__EXERCISE PROMPT__:
Pick out every line that holds the string "label" and copy it.

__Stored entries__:
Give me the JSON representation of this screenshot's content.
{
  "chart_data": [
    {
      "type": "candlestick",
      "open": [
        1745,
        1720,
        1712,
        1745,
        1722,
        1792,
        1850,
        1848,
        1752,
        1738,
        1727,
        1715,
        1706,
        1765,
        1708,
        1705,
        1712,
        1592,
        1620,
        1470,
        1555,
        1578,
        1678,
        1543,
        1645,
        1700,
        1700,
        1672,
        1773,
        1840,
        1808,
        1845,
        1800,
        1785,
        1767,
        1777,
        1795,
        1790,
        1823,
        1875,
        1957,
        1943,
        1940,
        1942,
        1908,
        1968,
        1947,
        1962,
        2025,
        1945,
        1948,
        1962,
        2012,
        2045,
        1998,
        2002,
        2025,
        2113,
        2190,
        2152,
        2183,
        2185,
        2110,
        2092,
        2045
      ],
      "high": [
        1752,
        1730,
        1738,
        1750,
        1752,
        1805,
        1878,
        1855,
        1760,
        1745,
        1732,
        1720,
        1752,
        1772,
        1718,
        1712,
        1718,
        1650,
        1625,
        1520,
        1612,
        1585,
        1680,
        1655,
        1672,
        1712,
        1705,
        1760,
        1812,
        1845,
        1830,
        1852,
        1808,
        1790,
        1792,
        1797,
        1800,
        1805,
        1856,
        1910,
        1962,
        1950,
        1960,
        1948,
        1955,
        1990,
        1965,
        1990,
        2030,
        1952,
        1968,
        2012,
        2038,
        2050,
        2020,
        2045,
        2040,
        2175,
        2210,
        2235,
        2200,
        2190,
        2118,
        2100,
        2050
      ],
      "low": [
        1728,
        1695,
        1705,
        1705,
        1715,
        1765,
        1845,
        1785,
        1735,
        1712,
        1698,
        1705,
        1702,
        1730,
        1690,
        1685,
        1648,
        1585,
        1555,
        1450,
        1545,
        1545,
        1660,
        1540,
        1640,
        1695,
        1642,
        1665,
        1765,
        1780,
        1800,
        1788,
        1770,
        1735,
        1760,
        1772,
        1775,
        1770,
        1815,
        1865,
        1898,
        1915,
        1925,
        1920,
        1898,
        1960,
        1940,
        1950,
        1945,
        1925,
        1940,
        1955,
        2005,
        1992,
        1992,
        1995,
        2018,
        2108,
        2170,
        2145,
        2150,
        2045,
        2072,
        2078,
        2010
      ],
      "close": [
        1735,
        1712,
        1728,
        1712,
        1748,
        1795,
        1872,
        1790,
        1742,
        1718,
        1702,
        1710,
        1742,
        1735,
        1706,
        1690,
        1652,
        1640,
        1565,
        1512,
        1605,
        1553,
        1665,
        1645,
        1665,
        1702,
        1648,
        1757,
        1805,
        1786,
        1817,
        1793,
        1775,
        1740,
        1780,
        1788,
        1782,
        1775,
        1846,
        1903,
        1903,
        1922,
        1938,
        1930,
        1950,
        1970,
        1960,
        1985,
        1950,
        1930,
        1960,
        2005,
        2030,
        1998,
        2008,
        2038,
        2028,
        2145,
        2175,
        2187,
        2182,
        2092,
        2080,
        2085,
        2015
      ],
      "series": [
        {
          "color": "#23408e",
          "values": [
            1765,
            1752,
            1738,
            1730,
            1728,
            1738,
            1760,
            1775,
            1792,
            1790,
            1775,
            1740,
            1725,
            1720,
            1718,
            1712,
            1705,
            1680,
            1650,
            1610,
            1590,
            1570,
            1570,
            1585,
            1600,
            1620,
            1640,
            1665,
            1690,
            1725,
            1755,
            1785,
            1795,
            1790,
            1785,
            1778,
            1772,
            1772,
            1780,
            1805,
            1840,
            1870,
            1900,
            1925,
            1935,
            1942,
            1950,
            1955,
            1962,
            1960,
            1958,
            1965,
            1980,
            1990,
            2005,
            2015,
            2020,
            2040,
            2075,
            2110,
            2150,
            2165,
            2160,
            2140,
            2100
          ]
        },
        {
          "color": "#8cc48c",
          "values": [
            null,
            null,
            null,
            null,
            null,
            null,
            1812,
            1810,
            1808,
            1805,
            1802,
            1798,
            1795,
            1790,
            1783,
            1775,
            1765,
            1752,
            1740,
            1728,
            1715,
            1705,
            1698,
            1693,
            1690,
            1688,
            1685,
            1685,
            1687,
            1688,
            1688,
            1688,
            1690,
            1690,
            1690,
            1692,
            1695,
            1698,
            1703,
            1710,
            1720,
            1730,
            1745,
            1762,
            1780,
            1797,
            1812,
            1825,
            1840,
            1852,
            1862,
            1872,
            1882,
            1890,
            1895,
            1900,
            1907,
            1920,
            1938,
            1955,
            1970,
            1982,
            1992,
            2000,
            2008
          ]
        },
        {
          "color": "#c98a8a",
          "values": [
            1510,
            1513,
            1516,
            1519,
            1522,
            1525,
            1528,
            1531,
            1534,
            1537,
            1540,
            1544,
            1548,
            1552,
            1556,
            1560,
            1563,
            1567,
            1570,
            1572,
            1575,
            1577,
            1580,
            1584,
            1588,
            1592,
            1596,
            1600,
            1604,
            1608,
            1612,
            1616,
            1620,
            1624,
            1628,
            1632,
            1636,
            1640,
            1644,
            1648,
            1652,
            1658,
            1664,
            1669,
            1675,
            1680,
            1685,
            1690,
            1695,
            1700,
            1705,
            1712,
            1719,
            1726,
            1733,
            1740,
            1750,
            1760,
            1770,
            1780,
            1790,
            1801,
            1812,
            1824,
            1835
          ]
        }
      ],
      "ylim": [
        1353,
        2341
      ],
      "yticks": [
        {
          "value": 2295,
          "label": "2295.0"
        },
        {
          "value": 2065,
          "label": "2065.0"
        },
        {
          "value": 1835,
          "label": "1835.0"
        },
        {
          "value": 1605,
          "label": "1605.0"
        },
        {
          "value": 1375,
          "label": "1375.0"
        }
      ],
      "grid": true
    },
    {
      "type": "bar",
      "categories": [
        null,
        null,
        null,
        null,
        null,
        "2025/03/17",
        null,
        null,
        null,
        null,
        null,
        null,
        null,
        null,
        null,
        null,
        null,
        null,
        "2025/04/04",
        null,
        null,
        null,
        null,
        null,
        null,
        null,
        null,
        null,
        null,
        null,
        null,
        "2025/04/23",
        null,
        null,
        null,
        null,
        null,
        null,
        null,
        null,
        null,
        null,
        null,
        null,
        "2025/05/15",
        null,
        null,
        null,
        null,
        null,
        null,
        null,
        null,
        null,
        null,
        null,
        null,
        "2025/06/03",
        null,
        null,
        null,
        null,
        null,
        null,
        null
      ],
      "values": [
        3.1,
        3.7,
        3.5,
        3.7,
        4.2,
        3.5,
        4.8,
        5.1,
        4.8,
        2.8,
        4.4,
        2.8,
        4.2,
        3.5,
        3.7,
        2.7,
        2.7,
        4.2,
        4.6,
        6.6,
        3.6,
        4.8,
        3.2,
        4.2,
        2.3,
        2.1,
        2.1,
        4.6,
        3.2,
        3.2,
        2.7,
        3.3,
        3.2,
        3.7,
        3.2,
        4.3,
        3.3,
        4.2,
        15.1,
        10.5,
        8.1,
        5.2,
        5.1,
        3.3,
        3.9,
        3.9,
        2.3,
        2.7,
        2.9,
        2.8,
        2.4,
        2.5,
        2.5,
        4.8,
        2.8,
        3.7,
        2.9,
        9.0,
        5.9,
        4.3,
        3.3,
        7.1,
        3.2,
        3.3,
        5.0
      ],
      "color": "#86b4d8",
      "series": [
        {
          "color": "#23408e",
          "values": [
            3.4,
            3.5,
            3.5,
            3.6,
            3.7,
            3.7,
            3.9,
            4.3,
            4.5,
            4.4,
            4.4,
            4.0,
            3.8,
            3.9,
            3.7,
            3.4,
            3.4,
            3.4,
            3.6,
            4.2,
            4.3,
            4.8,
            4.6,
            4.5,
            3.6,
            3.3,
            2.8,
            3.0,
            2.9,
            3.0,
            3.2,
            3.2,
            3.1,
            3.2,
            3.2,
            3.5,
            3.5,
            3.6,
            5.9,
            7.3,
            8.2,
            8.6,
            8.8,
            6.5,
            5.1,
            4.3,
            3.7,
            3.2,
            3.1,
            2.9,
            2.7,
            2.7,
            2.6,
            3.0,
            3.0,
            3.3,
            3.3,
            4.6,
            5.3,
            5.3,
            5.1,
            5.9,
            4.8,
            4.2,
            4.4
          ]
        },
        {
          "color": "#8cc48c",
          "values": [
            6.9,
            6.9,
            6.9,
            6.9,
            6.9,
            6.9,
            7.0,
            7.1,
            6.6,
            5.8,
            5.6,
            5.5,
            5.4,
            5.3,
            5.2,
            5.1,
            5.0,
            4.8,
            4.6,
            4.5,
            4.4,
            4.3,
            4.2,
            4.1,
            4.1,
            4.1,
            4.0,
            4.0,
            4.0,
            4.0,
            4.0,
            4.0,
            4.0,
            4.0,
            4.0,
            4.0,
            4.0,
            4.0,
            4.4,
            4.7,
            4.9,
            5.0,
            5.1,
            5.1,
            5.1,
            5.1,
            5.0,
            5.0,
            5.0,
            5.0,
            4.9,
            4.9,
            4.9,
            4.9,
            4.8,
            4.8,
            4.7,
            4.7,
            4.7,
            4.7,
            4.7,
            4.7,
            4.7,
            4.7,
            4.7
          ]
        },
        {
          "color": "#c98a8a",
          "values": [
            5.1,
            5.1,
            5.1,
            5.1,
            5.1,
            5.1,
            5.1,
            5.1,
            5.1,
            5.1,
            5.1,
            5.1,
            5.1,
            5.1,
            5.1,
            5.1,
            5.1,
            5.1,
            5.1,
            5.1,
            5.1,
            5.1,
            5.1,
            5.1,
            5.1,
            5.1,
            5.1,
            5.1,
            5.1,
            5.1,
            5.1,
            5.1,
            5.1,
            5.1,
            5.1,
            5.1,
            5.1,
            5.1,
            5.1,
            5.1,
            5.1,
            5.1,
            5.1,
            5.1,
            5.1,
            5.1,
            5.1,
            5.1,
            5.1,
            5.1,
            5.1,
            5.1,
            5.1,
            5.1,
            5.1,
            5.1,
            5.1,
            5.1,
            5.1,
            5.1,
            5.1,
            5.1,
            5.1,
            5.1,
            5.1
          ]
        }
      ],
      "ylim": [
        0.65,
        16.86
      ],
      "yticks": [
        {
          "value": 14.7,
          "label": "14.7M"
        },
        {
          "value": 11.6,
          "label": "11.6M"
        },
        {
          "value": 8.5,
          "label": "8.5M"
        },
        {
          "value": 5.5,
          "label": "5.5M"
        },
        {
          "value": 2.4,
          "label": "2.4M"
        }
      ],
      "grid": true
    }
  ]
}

__EXPECTED OUTPUT__:
          "label": "2295.0"
          "label": "2065.0"
          "label": "1835.0"
          "label": "1605.0"
          "label": "1375.0"
          "label": "14.7M"
          "label": "11.6M"
          "label": "8.5M"
          "label": "5.5M"
          "label": "2.4M"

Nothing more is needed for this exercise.